Quote every line below exactly and skip any picture.

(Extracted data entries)
+ + + + + + +

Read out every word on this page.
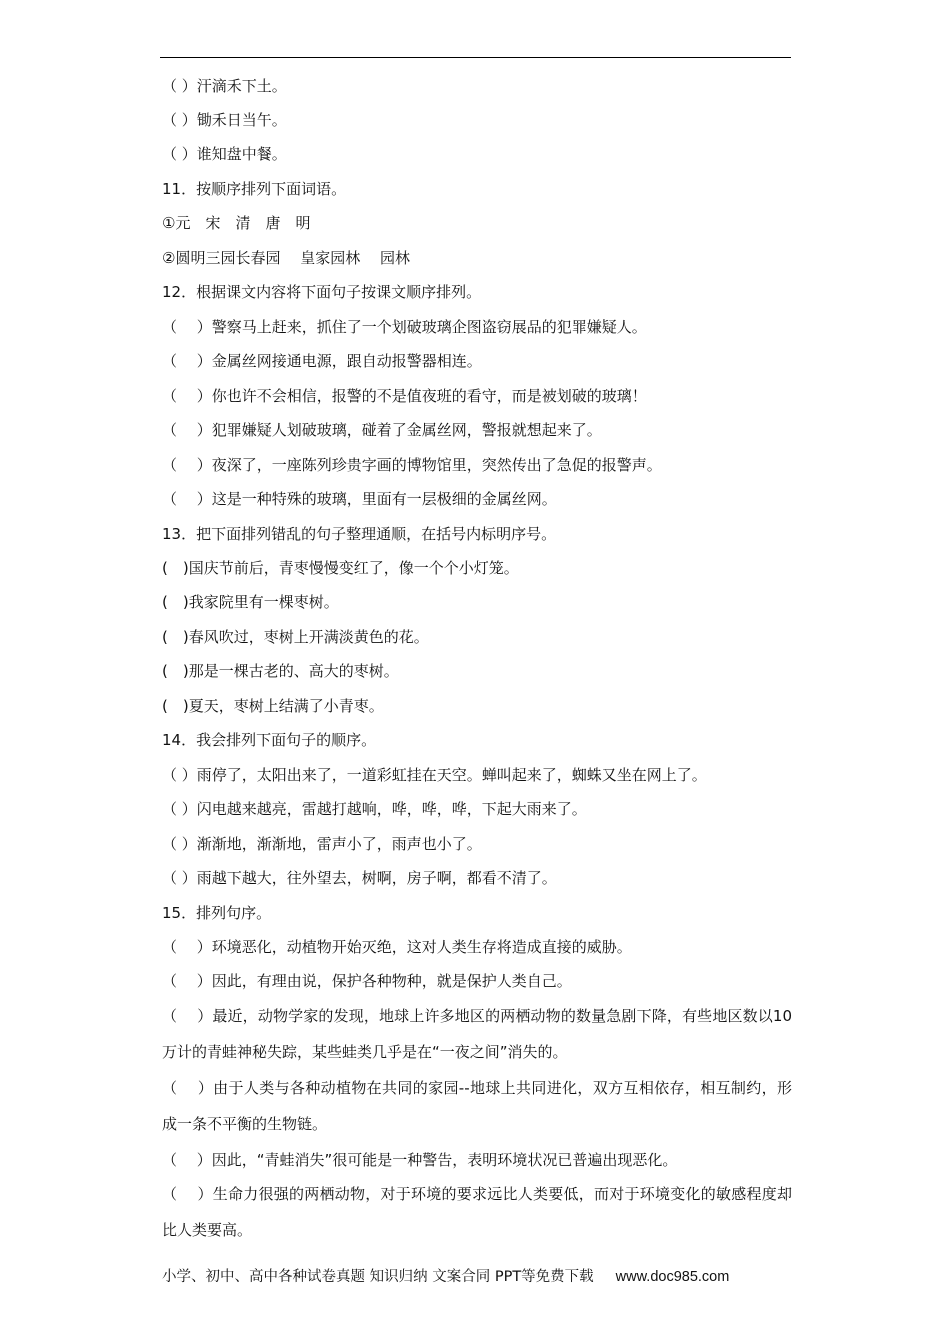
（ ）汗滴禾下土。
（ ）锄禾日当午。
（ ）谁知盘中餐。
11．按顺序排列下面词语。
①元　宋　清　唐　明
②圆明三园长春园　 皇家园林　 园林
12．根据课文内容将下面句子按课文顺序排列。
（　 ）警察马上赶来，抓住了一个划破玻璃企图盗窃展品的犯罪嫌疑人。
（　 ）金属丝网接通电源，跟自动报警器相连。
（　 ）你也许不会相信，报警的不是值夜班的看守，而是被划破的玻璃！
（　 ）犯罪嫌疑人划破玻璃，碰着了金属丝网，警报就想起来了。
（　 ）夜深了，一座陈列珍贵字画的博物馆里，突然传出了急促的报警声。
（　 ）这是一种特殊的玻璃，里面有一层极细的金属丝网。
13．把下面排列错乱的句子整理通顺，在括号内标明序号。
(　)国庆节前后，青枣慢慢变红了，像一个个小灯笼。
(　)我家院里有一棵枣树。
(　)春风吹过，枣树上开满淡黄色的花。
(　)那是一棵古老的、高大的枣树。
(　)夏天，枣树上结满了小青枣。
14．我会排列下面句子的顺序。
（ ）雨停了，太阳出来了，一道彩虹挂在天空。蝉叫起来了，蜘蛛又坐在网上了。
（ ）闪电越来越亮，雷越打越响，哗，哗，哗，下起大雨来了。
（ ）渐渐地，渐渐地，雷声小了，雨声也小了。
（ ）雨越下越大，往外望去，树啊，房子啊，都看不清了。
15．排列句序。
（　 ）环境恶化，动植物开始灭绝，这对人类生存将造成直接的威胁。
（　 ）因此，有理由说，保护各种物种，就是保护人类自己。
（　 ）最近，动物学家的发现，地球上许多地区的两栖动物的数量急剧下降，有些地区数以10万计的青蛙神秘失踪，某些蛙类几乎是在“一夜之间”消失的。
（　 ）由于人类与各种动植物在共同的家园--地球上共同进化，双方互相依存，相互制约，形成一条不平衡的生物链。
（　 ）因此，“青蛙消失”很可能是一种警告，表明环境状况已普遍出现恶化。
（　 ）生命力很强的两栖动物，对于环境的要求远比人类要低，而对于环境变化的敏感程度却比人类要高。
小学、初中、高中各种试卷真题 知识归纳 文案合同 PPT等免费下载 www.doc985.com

+ + + + + + +

• [The output]
Read out every word on this page.
（ ）汗滴禾下土。
（ ）锄禾日当午。
（ ）谁知盘中餐。
11．按顺序排列下面词语。
①元　宋　清　唐　明
②圆明三园长春园　 皇家园林　 园林
12．根据课文内容将下面句子按课文顺序排列。
（　 ）警察马上赶来，抓住了一个划破玻璃企图盗窃展品的犯罪嫌疑人。
（　 ）金属丝网接通电源，跟自动报警器相连。
（　 ）你也许不会相信，报警的不是值夜班的看守，而是被划破的玻璃！
（　 ）犯罪嫌疑人划破玻璃，碰着了金属丝网，警报就想起来了。
（　 ）夜深了，一座陈列珍贵字画的博物馆里，突然传出了急促的报警声。
（　 ）这是一种特殊的玻璃，里面有一层极细的金属丝网。
13．把下面排列错乱的句子整理通顺，在括号内标明序号。
(　)国庆节前后，青枣慢慢变红了，像一个个小灯笼。
(　)我家院里有一棵枣树。
(　)春风吹过，枣树上开满淡黄色的花。
(　)那是一棵古老的、高大的枣树。
(　)夏天，枣树上结满了小青枣。
14．我会排列下面句子的顺序。
（ ）雨停了，太阳出来了，一道彩虹挂在天空。蝉叫起来了，蜘蛛又坐在网上了。
（ ）闪电越来越亮，雷越打越响，哗，哗，哗，下起大雨来了。
（ ）渐渐地，渐渐地，雷声小了，雨声也小了。
（ ）雨越下越大，往外望去，树啊，房子啊，都看不清了。
15．排列句序。
（　 ）环境恶化，动植物开始灭绝，这对人类生存将造成直接的威胁。
（　 ）因此，有理由说，保护各种物种，就是保护人类自己。
（　 ）最近，动物学家的发现，地球上许多地区的两栖动物的数量急剧下降，有些地区数以10万计的青蛙神秘失踪，某些蛙类几乎是在“一夜之间”消失的。
（　 ）由于人类与各种动植物在共同的家园--地球上共同进化，双方互相依存，相互制约，形成一条不平衡的生物链。
（　 ）因此，“青蛙消失”很可能是一种警告，表明环境状况已普遍出现恶化。
（　 ）生命力很强的两栖动物，对于环境的要求远比人类要低，而对于环境变化的敏感程度却比人类要高。
小学、初中、高中各种试卷真题 知识归纳 文案合同 PPT等免费下载 www.doc985.com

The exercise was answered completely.